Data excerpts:
******************************

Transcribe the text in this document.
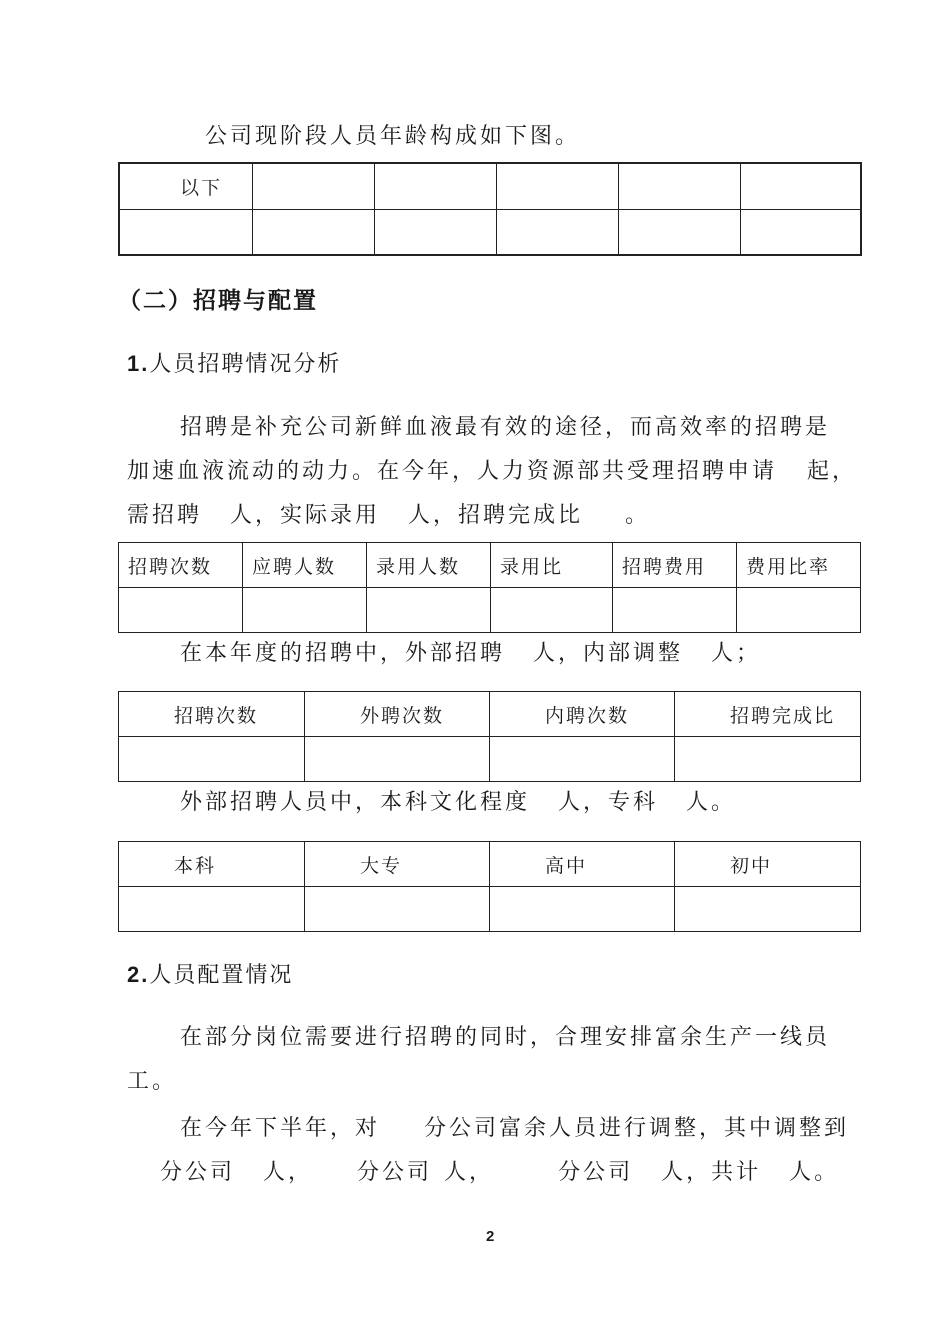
公司现阶段人员年龄构成如下图。
以下					

（二）招聘与配置
1.人员招聘情况分析
招聘是补充公司新鲜血液最有效的途径，而高效率的招聘是
加速血液流动的动力。在今年，人力资源部共受理招聘申请 起，
需招聘 人，实际录用 人，招聘完成比 。
招聘次数	应聘人数	录用人数	录用比	招聘费用	费用比率

在本年度的招聘中，外部招聘 人，内部调整 人；
招聘次数	外聘次数	内聘次数	招聘完成比

外部招聘人员中，本科文化程度 人，专科 人。
本科	大专	高中	初中

2.人员配置情况
在部分岗位需要进行招聘的同时，合理安排富余生产一线员
工。
在今年下半年，对 分公司富余人员进行调整，其中调整到
分公司 人， 分公司 人，	分公司 人，共计 人。
2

******************************

**Exercise goal:** Pick every line with "招聘完成比" in it and copy it.

**Completed exercise:**
需招聘 人，实际录用 人，招聘完成比 。
招聘次数	外聘次数	内聘次数	招聘完成比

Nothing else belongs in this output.